## Start Dataset extract
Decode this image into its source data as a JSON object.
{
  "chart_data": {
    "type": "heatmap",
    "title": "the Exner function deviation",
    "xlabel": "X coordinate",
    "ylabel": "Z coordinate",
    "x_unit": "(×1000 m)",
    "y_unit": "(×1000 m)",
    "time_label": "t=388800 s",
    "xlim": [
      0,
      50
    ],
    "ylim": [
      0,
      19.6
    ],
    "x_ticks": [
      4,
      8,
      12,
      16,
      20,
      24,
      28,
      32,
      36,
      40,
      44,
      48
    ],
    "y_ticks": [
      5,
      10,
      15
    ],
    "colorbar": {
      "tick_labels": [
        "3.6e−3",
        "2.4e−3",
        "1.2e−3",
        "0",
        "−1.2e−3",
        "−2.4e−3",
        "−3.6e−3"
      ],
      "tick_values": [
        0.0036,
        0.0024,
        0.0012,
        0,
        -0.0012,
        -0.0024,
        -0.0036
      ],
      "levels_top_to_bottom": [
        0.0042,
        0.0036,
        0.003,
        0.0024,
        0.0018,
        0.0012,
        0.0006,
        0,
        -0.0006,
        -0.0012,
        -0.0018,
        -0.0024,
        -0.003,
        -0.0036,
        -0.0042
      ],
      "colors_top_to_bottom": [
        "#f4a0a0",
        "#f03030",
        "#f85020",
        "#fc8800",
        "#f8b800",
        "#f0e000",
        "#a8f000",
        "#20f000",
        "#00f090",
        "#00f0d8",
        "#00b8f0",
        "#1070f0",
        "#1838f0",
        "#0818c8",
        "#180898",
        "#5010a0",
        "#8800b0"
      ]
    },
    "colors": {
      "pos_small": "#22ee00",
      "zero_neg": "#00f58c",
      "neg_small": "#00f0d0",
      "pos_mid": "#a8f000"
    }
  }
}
## End Dataset extract
Given exercise
Extract each line from the listing that holds the word "coordinate".

Task answer
    "xlabel": "X coordinate",
    "ylabel": "Z coordinate",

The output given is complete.